独立店舗の繁盛を願って


ここ10日間、切花の相場は同時期3年間で最も低い水準であった。鉢物が12月から安値で推移する中、切花は加工調整技術=料理の技で付加価値をつけ、利益を確保するには欠かせない素材との認識で、花屋さんたちは仕入れをしていると思っていた。(鉢は商品として流通しており、価格競争になりやすいと思っている。)しかし、切花も量が増えるとともに、低調な市況となった。
以前にも言ったことだが、花の市況は天気、景気の順に影響する。

さて、久し振りに定点観測をした。昨日だけで見ると花桃は独立店舗よりも、スーパーや百貨店の食料品売場での売上が勝っていたと思う。要因としては、スーパーや百貨店の方がひな祭りの雰囲気をうまく演出しており、ここに明暗の鍵がある。独立店では、いずれも春の花は売れていたが、ただ単に素材として桃や菜の花などを置いていたり、桃の花束を作っているだけなので、「ついで買い」の顧客層を呼び込めないのだ。週末は是非とも「ついで買い」を促すような演出に努めて欲しい。

(依頼 1):
提示文のうち、「さて、久し振りに定点観測をし」を含む語句から書き始め、「すような演出に努めて欲しい。」で止めて、その部分を一字一句違えずに繰り返してください。
(依頼 2):
エントリーの先頭から「chart-c-ytick-6: 0.06: [105, 828, 149, 853]」を含む行までを、その行も含めて、「番号」と「行」の二列のMarkdown表に整える。空行は除く。

(記録一覧):
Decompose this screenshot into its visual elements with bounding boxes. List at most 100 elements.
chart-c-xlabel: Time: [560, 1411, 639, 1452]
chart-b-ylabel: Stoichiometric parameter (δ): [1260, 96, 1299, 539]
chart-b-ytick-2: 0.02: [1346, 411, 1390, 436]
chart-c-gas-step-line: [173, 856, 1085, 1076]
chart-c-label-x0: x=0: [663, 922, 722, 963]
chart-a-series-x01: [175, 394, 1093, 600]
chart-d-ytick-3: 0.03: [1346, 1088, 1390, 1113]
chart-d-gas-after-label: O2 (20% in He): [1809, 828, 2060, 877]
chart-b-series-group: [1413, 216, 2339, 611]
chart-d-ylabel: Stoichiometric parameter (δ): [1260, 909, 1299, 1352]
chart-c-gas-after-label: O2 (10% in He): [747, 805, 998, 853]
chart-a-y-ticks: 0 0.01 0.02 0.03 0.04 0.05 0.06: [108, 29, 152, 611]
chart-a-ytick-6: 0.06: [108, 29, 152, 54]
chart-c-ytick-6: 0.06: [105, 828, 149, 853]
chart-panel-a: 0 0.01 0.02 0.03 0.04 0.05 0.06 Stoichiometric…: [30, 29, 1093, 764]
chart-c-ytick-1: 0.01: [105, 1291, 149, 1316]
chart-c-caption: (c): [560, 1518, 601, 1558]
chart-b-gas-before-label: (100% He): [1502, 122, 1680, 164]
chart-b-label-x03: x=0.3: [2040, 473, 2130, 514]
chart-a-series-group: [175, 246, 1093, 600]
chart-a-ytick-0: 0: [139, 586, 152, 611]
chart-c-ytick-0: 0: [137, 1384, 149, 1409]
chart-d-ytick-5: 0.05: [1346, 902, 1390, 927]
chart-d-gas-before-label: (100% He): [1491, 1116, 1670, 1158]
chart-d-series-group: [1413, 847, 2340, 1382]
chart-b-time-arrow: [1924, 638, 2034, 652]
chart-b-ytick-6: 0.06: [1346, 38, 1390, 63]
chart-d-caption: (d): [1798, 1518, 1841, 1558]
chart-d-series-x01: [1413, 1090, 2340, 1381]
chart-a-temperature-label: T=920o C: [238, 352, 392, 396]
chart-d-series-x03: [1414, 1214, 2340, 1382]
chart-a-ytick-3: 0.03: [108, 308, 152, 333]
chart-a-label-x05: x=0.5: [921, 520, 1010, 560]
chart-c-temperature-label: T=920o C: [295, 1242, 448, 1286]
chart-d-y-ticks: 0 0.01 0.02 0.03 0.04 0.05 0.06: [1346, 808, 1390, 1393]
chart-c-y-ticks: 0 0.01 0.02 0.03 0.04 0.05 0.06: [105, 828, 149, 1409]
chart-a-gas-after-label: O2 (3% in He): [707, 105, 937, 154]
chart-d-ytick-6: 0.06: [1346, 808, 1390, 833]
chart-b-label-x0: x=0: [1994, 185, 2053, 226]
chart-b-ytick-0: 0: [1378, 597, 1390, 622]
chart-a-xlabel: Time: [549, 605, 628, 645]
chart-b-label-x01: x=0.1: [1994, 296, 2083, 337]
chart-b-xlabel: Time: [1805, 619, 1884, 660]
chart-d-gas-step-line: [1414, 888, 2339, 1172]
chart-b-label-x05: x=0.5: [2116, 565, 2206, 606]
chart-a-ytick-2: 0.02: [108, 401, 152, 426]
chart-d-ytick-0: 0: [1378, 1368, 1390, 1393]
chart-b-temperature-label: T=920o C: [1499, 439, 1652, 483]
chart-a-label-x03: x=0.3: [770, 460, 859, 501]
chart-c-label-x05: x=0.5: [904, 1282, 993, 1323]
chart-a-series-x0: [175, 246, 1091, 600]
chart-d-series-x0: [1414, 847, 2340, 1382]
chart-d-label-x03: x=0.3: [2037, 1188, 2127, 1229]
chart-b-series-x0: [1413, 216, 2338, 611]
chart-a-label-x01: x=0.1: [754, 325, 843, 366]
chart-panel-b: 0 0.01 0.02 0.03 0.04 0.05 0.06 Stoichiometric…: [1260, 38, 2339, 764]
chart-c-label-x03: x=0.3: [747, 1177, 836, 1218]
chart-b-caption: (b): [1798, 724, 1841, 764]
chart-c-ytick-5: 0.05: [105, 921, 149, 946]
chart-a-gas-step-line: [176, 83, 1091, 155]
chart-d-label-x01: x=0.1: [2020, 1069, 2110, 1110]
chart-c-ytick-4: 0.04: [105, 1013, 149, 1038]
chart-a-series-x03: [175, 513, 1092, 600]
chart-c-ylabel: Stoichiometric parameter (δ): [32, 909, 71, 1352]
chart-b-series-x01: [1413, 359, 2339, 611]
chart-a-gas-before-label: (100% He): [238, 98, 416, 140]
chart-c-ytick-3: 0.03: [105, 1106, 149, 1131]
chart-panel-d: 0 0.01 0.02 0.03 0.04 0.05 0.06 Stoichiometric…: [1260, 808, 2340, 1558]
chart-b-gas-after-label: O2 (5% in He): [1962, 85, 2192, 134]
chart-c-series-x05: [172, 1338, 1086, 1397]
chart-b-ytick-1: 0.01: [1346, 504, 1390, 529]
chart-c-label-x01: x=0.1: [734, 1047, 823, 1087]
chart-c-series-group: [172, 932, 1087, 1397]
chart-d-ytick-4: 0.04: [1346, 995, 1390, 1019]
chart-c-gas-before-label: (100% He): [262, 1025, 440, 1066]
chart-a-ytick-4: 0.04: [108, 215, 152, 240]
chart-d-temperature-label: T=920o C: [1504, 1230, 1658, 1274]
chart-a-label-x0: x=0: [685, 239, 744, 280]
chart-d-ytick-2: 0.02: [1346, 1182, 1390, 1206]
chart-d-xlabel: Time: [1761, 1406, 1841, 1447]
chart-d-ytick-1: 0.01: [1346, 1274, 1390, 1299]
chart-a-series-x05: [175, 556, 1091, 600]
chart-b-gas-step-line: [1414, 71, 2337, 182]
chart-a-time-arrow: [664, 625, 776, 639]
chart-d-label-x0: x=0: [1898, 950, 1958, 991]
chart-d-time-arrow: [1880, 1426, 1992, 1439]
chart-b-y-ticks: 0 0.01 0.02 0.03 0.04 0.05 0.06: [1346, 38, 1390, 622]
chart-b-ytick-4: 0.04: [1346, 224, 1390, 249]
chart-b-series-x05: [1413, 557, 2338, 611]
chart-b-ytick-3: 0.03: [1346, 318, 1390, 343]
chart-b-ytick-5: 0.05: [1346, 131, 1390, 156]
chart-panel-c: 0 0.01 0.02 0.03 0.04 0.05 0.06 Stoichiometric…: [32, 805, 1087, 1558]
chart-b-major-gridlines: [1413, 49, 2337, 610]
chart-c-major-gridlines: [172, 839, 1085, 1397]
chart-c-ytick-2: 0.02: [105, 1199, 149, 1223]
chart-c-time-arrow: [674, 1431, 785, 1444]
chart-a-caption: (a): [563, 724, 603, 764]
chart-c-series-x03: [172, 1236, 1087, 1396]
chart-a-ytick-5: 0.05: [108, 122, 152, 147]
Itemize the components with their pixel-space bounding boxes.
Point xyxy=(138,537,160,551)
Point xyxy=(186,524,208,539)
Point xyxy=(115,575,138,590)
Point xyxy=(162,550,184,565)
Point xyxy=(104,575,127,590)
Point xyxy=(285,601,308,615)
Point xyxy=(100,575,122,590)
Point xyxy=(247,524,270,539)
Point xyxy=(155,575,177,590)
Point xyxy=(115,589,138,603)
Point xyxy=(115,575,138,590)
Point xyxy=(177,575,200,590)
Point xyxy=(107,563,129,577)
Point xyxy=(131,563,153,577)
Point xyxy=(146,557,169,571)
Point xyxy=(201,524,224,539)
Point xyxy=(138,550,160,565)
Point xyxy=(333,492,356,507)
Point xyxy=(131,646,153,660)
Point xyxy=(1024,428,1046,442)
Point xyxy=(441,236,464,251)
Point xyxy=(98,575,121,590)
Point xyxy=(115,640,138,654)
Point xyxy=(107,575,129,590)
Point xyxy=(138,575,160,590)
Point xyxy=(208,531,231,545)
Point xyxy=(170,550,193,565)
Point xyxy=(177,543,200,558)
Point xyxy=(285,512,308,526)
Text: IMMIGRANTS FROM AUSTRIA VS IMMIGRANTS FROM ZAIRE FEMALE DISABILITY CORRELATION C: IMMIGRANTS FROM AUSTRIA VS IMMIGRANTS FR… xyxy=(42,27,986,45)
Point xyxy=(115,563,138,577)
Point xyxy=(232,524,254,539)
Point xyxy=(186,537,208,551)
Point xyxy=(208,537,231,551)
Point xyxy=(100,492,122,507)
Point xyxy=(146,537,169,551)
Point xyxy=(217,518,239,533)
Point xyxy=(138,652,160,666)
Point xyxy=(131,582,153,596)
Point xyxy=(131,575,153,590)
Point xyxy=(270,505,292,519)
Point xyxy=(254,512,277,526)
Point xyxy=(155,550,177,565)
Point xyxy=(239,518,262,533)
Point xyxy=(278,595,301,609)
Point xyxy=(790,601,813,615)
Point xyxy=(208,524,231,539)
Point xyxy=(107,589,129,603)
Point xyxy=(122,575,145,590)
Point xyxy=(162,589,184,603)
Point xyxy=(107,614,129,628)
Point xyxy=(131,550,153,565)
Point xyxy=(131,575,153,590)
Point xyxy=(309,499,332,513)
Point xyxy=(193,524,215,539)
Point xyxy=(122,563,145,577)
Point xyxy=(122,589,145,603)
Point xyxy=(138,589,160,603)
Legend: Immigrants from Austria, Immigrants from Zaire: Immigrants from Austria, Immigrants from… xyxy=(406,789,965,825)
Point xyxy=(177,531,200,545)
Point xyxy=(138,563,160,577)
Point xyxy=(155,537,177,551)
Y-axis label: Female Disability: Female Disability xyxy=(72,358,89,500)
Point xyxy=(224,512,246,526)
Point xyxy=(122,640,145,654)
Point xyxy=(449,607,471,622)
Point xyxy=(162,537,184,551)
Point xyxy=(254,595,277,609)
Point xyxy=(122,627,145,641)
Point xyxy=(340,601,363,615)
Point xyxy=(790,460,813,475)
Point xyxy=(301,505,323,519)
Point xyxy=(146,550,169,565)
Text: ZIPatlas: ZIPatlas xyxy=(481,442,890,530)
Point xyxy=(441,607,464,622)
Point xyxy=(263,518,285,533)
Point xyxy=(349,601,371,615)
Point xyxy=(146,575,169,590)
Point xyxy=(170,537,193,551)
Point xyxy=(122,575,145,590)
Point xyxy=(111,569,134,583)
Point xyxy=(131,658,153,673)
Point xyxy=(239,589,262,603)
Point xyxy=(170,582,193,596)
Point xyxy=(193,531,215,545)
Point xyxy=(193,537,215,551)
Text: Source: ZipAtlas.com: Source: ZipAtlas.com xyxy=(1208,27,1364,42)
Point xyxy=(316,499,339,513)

(解答 1):
さて、久し振りに定点観測をした。昨日だけで見ると花桃は独立店舗よりも、スーパーや百貨店の食料品売場での売上が勝っていたと思う。要因としては、スーパーや百貨店の方がひな祭りの雰囲気をうまく演出しており、ここに明暗の鍵がある。独立店では、いずれも春の花は売れていたが、ただ単に素材として桃や菜の花などを置いていたり、桃の花束を作っているだけなので、「ついで買い」の顧客層を呼び込めないのだ。週末は是非とも「ついで買い」を促すような演出に努めて欲しい。

(解答 2):
| 番号 | 行 |
|---|---|
| 1 | Decompose this screenshot into its visual elements with bounding boxes. List at most 100 elements. |
| 2 | chart-c-xlabel: Time: [560, 1411, 639, 1452] |
| 3 | chart-b-ylabel: Stoichiometric parameter (δ): [1260, 96, 1299, 539] |
| 4 | chart-b-ytick-2: 0.02: [1346, 411, 1390, 436] |
| 5 | chart-c-gas-step-line: [173, 856, 1085, 1076] |
| 6 | chart-c-label-x0: x=0: [663, 922, 722, 963] |
| 7 | chart-a-series-x01: [175, 394, 1093, 600] |
| 8 | chart-d-ytick-3: 0.03: [1346, 1088, 1390, 1113] |
| 9 | chart-d-gas-after-label: O2 (20% in He): [1809, 828, 2060, 877] |
| 10 | chart-b-series-group: [1413, 216, 2339, 611] |
| 11 | chart-d-ylabel: Stoichiometric parameter (δ): [1260, 909, 1299, 1352] |
| 12 | chart-c-gas-after-label: O2 (10% in He): [747, 805, 998, 853] |
| 13 | chart-a-y-ticks: 0 0.01 0.02 0.03 0.04 0.05 0.06: [108, 29, 152, 611] |
| 14 | chart-a-ytick-6: 0.06: [108, 29, 152, 54] |
| 15 | chart-c-ytick-6: 0.06: [105, 828, 149, 853] |